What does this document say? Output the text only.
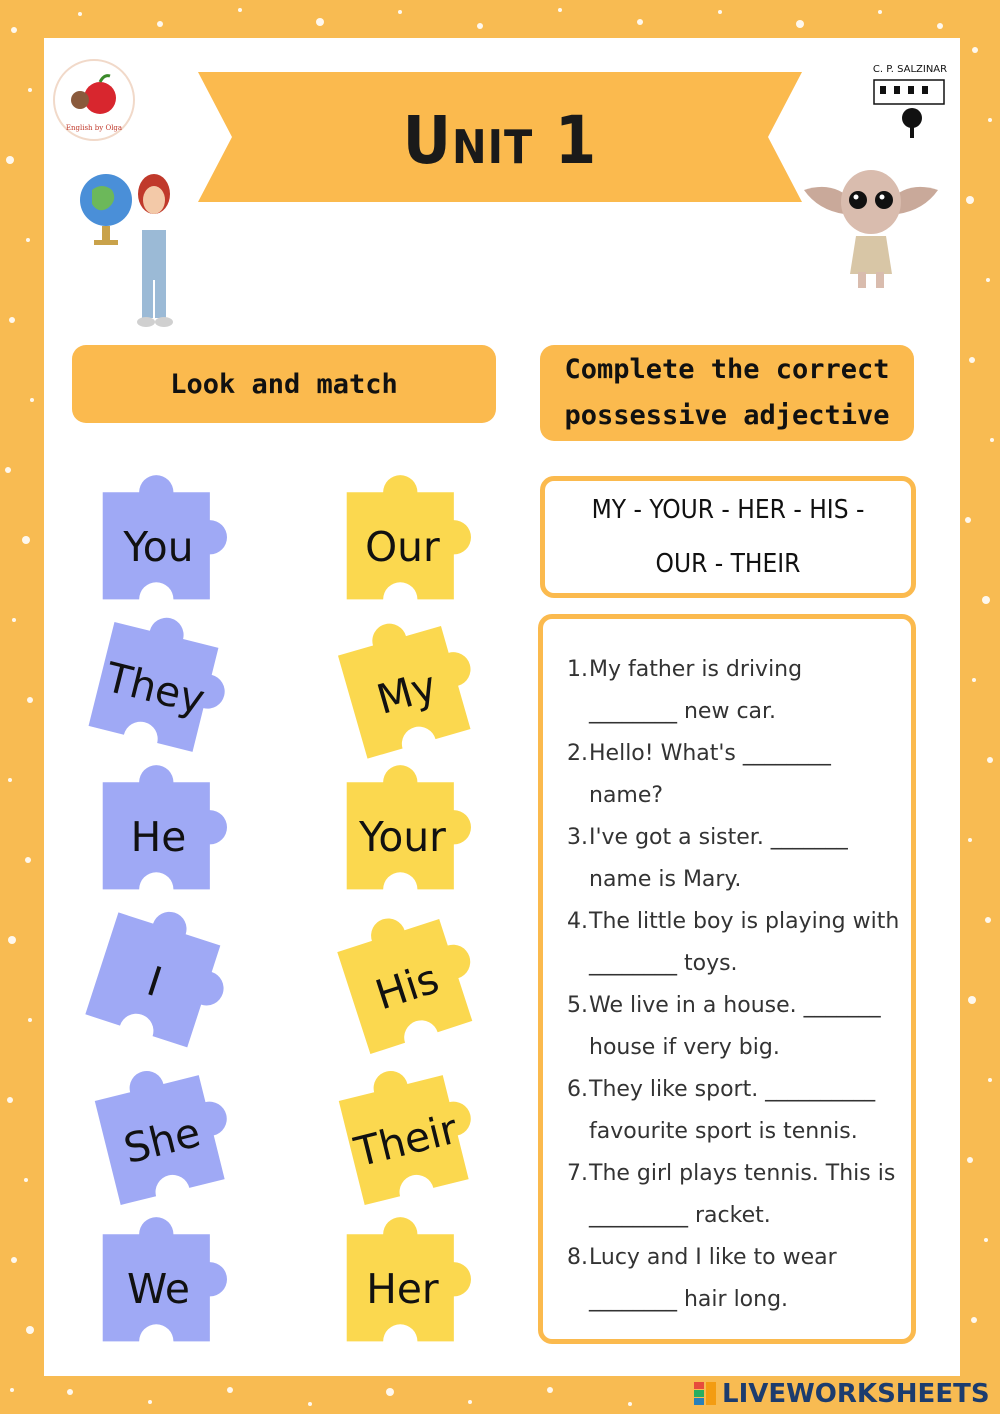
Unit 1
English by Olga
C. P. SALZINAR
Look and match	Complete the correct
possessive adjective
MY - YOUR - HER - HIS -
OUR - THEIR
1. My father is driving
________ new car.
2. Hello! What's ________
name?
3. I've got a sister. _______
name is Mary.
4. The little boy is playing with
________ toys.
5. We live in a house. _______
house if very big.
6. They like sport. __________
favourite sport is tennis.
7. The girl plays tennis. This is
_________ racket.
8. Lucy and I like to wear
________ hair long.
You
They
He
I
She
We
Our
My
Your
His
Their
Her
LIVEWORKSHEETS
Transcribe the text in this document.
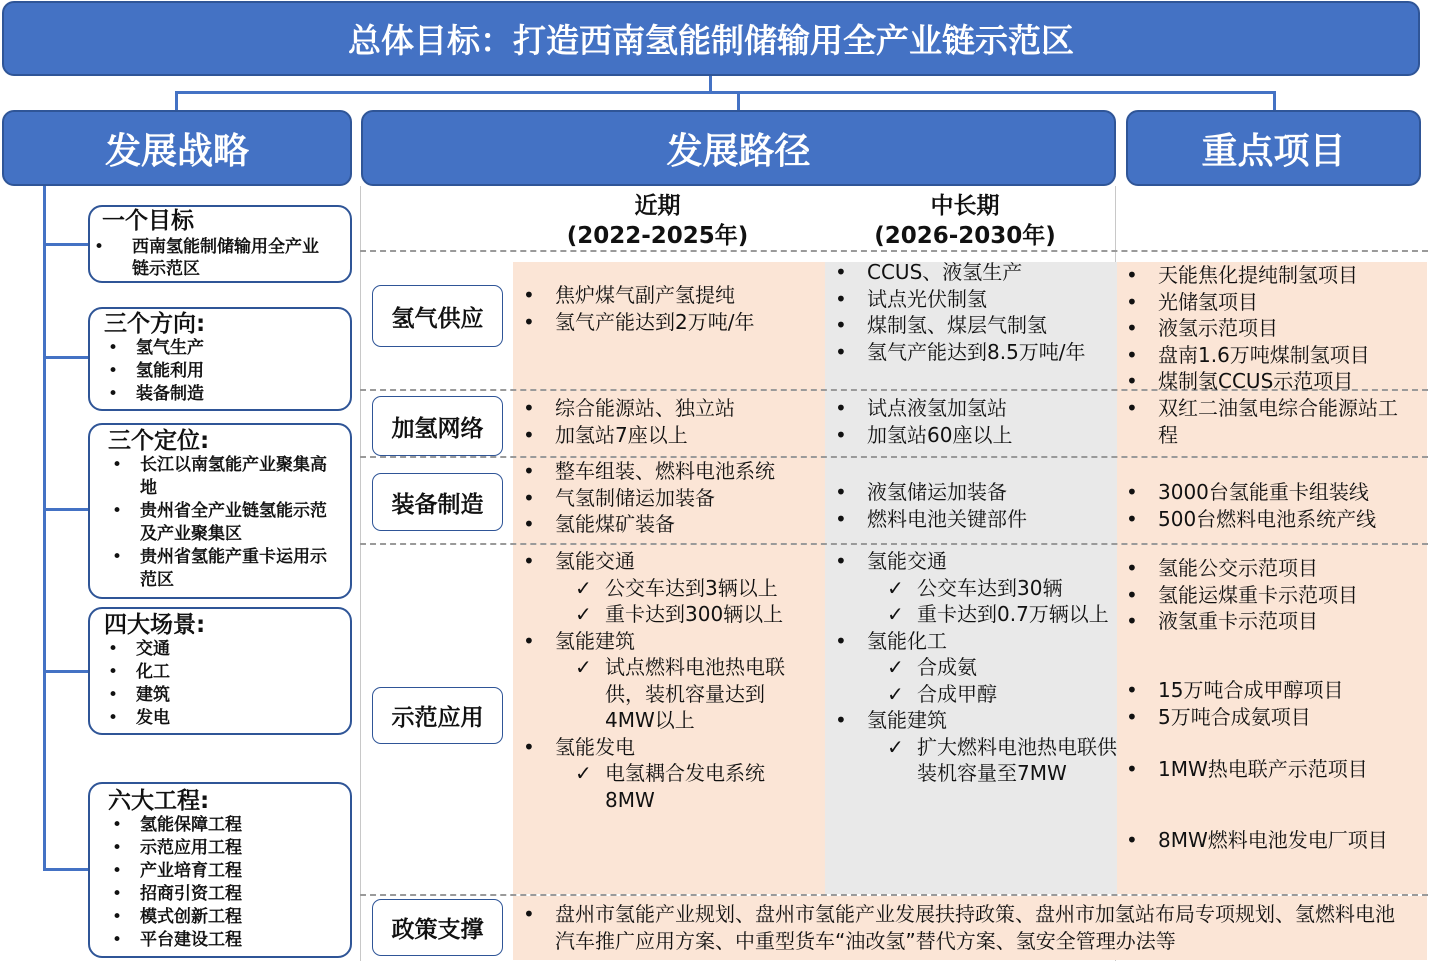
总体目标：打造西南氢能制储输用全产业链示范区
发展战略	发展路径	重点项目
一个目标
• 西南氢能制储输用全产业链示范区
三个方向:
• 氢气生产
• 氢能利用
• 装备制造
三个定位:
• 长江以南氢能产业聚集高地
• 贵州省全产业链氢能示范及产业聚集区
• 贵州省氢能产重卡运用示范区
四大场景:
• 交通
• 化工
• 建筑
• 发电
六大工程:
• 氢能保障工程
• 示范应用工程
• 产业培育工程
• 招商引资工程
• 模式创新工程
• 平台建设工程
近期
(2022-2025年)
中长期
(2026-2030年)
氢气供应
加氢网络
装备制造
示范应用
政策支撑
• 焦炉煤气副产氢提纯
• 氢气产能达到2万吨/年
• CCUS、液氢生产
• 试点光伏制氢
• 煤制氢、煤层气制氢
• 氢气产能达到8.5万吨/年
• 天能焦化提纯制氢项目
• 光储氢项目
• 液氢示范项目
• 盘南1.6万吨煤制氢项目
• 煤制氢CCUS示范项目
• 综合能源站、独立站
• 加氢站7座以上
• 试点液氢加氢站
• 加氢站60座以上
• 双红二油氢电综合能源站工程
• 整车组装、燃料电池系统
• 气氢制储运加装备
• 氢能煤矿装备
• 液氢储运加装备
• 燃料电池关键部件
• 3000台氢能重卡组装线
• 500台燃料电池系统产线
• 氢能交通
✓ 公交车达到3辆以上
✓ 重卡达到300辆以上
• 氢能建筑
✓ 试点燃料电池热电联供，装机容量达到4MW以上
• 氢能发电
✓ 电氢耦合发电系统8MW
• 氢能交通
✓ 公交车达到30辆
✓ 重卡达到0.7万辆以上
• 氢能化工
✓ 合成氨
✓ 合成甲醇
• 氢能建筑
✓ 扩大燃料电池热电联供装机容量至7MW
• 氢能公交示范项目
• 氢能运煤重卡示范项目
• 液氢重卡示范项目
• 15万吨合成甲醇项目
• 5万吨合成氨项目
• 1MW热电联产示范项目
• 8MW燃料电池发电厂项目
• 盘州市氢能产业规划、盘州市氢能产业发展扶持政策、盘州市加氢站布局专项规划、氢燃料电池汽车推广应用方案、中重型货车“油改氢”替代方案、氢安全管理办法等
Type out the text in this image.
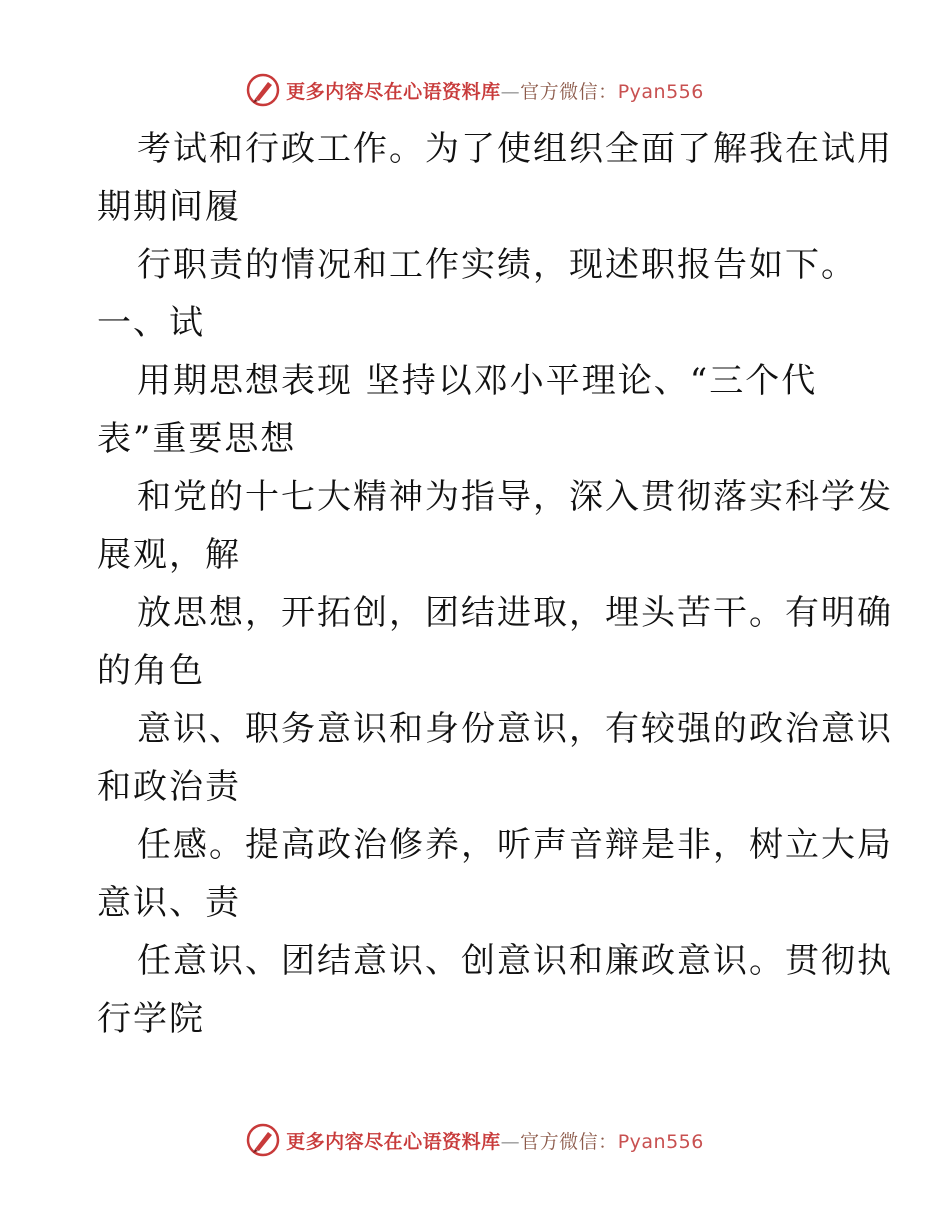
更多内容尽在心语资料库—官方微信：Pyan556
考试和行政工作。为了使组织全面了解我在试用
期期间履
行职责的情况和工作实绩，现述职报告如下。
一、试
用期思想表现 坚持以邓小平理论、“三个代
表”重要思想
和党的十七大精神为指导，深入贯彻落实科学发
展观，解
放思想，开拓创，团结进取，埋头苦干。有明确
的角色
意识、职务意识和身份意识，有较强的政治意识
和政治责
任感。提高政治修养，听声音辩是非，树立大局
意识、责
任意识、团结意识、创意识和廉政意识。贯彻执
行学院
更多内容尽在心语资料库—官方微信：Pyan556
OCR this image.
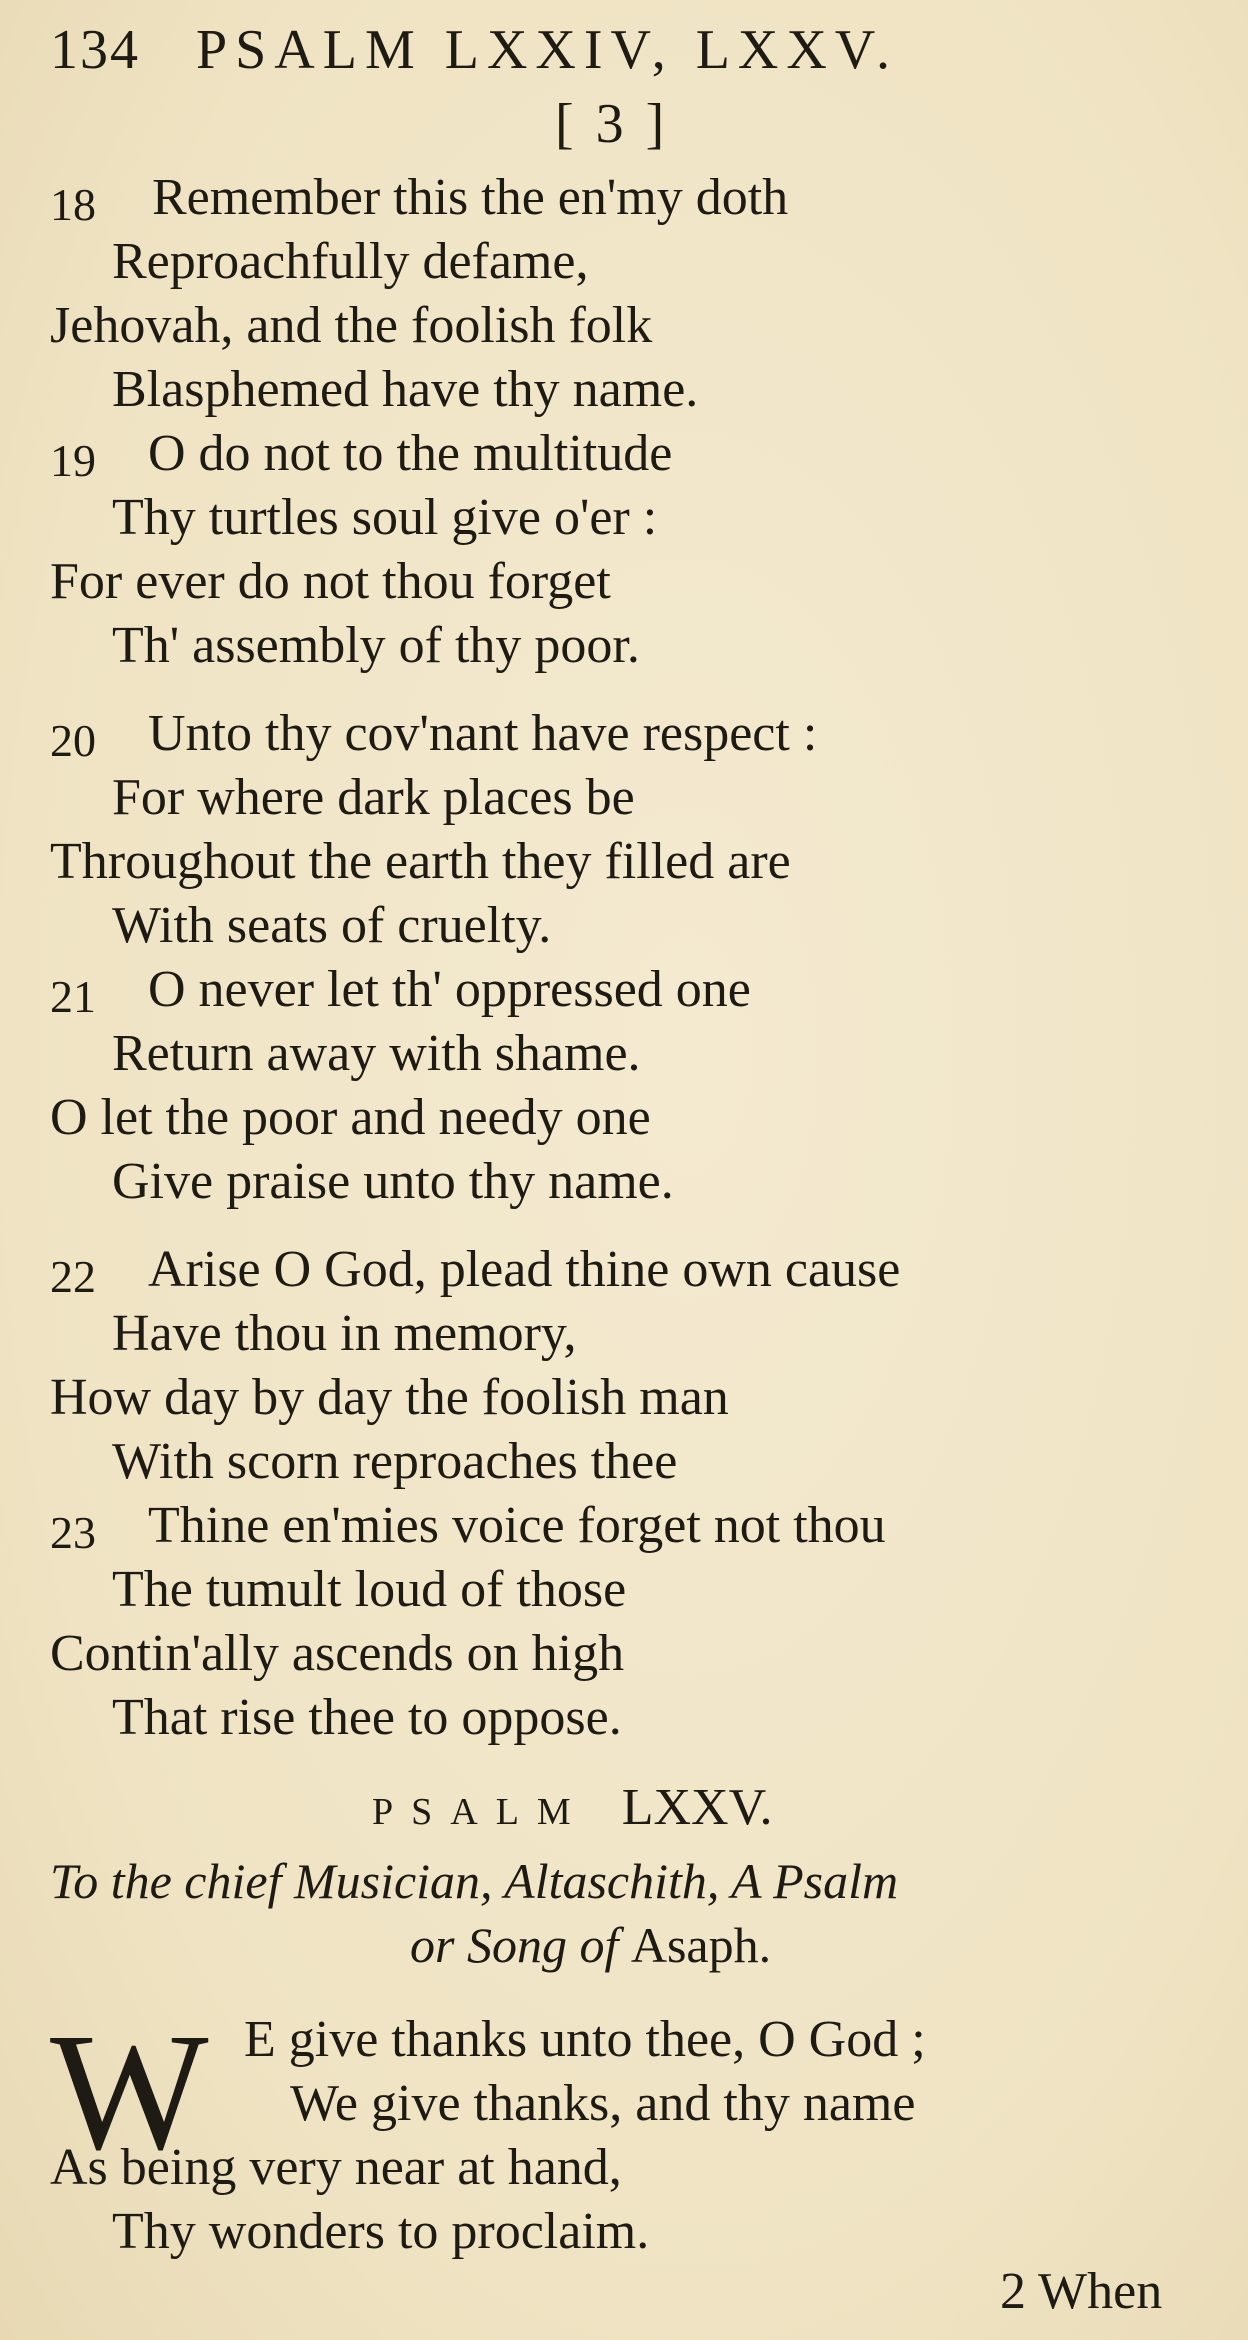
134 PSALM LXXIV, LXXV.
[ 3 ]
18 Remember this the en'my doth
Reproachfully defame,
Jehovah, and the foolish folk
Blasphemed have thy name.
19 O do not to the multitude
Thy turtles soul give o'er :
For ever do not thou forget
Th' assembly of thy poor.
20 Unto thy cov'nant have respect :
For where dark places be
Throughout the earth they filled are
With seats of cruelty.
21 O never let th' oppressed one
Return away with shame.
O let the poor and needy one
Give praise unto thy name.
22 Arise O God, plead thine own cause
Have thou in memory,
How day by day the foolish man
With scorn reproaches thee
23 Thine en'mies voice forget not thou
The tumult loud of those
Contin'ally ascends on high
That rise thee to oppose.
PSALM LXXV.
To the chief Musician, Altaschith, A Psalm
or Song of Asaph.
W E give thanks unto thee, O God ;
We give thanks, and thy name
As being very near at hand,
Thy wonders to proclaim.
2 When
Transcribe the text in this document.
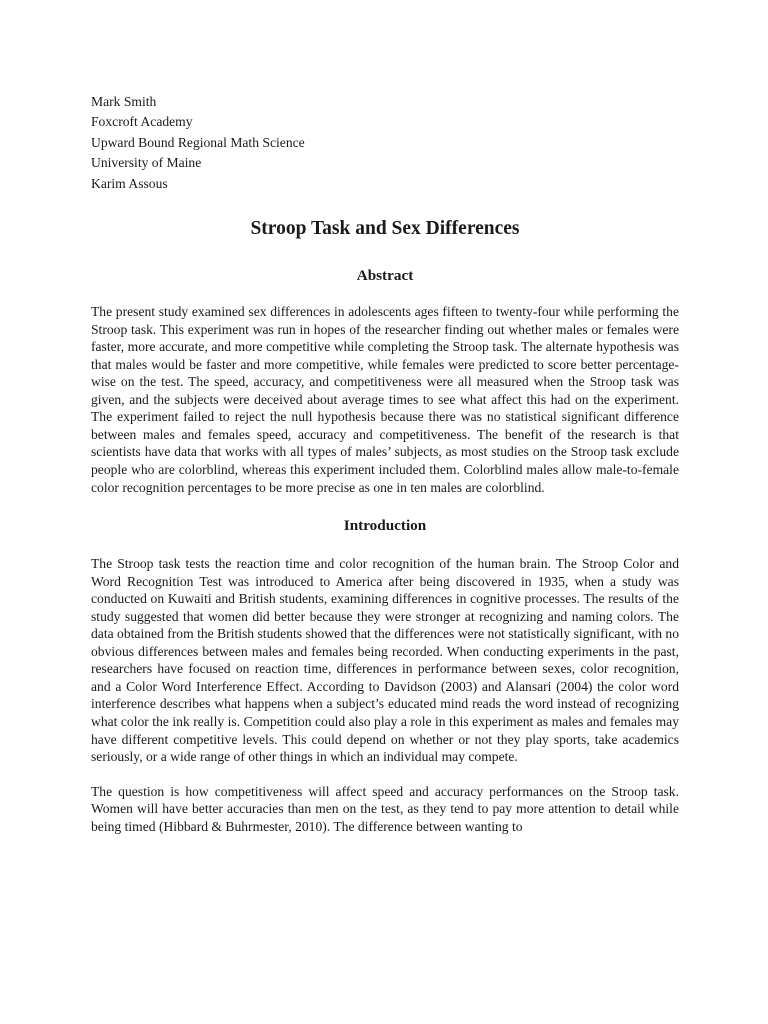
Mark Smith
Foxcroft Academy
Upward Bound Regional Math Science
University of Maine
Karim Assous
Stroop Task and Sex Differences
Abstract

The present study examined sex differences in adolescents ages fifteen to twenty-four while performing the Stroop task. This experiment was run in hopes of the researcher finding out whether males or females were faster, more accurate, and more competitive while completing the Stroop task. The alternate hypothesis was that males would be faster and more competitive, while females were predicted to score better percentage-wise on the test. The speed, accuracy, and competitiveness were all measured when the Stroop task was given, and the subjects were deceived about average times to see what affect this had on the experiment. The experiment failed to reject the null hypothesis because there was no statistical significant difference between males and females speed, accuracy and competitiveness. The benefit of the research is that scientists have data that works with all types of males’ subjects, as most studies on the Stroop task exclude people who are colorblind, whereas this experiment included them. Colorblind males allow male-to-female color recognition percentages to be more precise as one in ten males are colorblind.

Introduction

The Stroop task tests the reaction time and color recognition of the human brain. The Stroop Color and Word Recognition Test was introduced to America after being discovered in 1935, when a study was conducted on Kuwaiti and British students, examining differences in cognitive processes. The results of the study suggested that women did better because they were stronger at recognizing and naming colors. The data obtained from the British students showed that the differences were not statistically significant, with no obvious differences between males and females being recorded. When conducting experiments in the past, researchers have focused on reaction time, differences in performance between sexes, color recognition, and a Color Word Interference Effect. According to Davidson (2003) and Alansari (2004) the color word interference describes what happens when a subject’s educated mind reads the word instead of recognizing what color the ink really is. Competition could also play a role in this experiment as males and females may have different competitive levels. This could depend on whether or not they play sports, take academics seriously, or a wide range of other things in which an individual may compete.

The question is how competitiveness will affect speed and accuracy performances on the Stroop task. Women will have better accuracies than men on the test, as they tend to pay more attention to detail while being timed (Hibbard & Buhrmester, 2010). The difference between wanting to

────────────────────────────────────────

» Goal
Pull out every line above that holds the word "thee".

» Problem solution
With scorn reproaches thee
That rise thee to oppose.
W E give thanks unto thee, O God ;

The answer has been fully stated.